++++ PROVIDED INFORMATION ++++
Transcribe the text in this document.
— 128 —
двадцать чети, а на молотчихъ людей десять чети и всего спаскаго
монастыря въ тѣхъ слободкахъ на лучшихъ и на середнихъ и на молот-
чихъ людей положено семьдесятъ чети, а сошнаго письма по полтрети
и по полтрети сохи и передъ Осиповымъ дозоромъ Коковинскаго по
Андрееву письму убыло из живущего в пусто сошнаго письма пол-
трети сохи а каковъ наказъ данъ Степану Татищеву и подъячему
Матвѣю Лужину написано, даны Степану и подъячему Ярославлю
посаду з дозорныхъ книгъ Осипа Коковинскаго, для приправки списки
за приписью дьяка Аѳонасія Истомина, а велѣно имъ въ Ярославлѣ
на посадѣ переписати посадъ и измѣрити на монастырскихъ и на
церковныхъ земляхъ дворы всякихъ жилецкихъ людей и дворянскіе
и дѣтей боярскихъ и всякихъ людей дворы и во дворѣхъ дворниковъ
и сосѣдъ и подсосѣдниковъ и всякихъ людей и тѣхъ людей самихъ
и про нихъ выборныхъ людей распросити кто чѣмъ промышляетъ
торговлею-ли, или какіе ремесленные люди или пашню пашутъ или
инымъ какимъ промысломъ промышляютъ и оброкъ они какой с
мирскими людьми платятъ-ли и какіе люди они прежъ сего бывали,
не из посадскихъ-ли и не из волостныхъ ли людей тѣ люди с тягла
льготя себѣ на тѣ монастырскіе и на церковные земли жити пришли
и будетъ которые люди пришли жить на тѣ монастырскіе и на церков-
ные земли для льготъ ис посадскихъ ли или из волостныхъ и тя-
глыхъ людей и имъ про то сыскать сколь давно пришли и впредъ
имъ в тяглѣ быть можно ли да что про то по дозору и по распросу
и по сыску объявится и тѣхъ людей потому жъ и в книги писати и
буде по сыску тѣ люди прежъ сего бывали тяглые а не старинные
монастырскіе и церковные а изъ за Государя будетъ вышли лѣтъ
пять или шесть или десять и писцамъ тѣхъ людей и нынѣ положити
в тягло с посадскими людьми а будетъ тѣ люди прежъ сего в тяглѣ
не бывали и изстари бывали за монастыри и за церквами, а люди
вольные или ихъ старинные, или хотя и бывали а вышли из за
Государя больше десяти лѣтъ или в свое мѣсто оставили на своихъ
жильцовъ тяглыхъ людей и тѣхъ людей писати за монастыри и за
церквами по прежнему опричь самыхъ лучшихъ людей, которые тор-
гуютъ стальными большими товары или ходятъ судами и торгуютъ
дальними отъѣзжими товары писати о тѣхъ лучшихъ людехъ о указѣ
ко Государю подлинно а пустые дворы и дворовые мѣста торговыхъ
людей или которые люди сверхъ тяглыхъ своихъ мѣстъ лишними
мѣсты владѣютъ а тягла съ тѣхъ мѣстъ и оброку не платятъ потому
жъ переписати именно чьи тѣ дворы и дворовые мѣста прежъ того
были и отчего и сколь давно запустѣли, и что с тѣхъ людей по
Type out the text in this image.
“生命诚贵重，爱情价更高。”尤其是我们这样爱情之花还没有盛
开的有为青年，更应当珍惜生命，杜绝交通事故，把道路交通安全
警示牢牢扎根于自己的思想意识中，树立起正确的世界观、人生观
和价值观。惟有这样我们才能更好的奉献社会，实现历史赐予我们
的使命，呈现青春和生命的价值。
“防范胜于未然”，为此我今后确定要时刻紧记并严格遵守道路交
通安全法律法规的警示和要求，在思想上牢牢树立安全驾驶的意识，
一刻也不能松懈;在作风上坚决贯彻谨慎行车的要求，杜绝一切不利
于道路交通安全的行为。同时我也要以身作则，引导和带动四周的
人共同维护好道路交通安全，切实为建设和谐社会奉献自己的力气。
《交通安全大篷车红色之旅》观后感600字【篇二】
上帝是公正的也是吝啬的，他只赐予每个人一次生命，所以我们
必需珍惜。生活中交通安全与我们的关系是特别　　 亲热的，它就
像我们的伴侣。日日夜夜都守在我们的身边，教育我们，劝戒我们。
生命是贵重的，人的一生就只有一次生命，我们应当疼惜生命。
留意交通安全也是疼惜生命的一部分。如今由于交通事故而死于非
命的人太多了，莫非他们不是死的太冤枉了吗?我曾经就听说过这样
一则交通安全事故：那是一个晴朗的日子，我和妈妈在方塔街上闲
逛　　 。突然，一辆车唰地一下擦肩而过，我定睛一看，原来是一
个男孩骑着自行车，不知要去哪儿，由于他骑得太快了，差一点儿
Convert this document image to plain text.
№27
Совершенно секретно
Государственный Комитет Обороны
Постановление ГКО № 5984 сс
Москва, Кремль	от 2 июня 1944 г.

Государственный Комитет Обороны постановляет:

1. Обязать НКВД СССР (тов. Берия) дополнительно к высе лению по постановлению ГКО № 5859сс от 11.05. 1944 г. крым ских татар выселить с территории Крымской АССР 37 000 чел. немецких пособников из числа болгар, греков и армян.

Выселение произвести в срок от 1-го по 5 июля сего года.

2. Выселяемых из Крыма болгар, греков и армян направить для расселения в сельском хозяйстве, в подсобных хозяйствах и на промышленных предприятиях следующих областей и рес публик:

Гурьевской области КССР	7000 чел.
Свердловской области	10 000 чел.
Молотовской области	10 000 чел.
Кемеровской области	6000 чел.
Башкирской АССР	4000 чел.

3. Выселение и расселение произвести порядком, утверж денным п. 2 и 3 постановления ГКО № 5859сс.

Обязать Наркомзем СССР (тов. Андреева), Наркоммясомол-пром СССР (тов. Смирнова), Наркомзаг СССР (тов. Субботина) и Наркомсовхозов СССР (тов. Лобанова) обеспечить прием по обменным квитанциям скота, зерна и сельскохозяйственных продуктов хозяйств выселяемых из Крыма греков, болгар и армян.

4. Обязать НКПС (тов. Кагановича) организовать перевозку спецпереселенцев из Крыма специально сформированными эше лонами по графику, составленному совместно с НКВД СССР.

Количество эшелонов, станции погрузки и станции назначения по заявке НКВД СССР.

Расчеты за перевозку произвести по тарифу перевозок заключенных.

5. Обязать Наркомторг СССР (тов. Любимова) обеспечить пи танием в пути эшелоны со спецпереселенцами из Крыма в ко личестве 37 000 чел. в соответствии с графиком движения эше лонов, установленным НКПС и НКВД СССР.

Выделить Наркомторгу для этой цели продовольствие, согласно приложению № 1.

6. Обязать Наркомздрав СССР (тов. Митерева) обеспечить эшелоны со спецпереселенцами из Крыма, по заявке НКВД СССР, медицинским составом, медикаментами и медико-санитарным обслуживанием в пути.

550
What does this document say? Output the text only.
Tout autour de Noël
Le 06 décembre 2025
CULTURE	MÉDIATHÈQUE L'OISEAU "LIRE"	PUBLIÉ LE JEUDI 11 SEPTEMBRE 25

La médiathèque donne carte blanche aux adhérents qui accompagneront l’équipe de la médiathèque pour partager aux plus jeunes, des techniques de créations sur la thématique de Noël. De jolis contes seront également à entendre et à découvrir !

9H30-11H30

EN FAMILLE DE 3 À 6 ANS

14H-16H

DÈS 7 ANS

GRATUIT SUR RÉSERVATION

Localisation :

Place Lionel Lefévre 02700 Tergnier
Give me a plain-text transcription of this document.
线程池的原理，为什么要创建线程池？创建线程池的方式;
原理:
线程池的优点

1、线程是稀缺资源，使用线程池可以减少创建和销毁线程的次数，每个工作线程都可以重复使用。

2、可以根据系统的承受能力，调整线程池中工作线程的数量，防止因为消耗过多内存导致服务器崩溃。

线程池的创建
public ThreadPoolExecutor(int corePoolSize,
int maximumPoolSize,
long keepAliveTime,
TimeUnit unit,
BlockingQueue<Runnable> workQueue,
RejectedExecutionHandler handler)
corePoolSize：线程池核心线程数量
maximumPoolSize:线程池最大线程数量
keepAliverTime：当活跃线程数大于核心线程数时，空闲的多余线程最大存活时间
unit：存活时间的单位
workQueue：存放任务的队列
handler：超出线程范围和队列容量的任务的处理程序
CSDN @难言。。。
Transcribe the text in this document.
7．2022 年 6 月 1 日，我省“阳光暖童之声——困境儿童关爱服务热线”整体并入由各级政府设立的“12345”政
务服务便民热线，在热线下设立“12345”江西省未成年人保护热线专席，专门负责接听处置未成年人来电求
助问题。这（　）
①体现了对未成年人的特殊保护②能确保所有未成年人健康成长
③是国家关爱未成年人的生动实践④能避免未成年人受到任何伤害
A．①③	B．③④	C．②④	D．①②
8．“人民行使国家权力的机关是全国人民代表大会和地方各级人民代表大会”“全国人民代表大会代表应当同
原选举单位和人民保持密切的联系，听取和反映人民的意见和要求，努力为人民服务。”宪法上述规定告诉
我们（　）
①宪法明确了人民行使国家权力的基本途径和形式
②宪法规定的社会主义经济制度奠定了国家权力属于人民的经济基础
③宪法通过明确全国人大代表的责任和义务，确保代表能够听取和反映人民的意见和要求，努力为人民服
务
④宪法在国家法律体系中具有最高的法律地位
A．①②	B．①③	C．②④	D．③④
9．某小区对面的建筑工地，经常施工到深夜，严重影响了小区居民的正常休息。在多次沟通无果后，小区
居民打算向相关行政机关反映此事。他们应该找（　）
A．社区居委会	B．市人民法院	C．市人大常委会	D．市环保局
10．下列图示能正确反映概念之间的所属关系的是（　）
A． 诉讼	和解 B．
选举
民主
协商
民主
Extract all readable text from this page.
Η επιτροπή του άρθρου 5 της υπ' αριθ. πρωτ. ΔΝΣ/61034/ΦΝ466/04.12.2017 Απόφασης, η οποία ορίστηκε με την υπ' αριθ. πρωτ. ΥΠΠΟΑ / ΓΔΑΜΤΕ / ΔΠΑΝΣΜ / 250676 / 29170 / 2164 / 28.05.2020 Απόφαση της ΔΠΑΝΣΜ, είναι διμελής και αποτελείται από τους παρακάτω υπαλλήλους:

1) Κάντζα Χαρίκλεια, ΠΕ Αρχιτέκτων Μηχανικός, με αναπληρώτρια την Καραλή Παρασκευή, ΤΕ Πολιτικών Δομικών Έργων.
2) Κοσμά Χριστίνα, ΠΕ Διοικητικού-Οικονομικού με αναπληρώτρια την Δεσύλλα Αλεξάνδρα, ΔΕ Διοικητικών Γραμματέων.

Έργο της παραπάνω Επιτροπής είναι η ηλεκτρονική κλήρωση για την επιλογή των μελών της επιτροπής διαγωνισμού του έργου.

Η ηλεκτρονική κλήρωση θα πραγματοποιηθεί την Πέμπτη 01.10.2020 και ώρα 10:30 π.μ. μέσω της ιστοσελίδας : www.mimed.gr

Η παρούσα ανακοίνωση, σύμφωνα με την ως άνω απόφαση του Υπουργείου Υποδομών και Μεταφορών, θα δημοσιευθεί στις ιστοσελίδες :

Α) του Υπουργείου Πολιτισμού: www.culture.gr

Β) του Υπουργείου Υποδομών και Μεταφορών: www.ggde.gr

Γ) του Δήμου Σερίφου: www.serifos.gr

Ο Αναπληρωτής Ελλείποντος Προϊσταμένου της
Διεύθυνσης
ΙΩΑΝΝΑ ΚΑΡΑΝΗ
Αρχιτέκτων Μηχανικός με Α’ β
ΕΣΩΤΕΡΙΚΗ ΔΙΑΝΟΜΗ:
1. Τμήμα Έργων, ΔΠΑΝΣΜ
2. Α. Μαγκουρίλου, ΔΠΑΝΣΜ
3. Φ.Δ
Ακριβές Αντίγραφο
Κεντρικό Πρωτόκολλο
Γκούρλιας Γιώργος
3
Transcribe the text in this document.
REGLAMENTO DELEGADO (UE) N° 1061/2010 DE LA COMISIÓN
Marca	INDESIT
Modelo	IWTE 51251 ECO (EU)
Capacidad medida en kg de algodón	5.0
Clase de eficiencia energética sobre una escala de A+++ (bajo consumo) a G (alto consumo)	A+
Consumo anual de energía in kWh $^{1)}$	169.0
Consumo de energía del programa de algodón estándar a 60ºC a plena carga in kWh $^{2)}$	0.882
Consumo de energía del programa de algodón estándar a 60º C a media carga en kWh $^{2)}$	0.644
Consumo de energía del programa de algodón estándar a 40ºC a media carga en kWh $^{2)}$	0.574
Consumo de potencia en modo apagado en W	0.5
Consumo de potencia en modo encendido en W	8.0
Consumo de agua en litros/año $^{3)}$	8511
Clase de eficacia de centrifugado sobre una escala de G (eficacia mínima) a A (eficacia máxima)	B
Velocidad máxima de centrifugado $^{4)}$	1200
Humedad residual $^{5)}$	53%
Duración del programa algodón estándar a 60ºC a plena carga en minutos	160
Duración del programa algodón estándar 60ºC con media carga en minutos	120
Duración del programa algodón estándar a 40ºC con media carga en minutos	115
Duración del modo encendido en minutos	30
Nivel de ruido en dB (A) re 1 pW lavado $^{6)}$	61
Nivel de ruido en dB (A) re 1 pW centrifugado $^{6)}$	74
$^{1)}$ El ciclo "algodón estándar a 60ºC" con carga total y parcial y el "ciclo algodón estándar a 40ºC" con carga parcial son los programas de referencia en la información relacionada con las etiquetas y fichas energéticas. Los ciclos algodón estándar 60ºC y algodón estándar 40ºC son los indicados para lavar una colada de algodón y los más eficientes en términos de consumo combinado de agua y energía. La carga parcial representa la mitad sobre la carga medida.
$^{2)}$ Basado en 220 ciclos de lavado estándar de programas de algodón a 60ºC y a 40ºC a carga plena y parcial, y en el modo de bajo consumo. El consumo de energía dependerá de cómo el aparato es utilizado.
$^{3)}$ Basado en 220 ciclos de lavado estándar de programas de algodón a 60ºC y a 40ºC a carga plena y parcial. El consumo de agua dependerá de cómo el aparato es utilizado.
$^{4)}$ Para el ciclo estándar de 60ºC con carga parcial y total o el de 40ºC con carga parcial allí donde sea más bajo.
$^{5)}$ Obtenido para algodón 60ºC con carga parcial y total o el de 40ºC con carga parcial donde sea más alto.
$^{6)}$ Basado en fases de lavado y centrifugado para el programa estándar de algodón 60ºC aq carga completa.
++++
### WHAT IS ASKED
Indicate how many lines of the material include the word "this"; the number alone is required.

### SOLUTION
8